* Do this:
Look through the material below, count the lines containing the word "from", and state only the count.

(Stored data)
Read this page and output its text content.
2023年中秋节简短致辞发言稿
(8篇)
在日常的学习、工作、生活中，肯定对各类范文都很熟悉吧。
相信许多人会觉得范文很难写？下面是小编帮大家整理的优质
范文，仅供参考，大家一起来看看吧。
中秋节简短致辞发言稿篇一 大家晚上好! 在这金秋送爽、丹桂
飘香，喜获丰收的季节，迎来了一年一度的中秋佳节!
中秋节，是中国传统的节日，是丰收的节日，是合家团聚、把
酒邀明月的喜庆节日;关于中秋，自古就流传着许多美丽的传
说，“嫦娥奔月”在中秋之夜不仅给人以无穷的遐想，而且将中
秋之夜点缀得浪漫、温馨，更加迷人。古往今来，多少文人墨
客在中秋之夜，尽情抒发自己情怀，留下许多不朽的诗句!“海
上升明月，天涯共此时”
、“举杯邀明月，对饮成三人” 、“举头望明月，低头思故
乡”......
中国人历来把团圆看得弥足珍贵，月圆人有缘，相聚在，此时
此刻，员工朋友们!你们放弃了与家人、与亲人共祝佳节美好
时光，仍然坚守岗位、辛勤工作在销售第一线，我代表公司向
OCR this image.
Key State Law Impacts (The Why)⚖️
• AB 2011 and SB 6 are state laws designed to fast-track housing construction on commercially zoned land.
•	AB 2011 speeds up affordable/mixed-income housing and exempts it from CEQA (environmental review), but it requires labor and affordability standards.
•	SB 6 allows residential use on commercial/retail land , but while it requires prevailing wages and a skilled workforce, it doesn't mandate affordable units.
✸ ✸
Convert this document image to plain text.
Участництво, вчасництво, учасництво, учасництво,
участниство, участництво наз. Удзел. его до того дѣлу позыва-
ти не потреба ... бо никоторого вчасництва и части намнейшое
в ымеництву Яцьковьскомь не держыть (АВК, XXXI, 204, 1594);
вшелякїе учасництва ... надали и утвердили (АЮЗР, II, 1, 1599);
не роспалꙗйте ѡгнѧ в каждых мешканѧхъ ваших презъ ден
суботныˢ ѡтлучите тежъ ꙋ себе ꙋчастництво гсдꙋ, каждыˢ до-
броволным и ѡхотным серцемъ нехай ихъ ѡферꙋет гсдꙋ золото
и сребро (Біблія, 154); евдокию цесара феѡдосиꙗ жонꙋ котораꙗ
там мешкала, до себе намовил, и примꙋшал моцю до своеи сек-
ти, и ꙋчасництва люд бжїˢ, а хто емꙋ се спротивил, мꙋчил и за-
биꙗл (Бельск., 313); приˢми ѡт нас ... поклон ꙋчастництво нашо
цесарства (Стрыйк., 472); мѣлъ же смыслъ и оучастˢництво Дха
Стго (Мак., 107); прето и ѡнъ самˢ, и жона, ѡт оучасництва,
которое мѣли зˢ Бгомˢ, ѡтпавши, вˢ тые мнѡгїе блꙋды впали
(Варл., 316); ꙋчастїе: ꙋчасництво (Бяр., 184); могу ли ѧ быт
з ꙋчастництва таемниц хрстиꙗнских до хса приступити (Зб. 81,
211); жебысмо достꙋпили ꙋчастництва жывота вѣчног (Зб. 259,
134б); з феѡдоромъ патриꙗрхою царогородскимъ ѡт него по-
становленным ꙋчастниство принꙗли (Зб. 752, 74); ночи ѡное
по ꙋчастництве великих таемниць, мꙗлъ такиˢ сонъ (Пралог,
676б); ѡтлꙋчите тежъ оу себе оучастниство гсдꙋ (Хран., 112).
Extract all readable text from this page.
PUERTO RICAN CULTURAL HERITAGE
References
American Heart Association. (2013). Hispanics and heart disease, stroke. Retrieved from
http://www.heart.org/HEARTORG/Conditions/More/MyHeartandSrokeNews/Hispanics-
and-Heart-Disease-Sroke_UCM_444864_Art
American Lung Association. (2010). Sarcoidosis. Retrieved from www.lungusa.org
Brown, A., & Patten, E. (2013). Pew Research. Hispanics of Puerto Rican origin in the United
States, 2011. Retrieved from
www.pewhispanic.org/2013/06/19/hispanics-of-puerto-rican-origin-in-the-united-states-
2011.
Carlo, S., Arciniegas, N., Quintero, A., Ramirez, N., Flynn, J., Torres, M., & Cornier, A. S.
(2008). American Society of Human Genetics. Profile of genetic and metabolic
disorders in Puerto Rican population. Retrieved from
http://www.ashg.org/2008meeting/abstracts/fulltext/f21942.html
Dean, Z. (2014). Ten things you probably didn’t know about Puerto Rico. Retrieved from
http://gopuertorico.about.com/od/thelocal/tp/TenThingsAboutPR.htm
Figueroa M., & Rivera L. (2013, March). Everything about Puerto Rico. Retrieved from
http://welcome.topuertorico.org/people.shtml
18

* Written reply:
8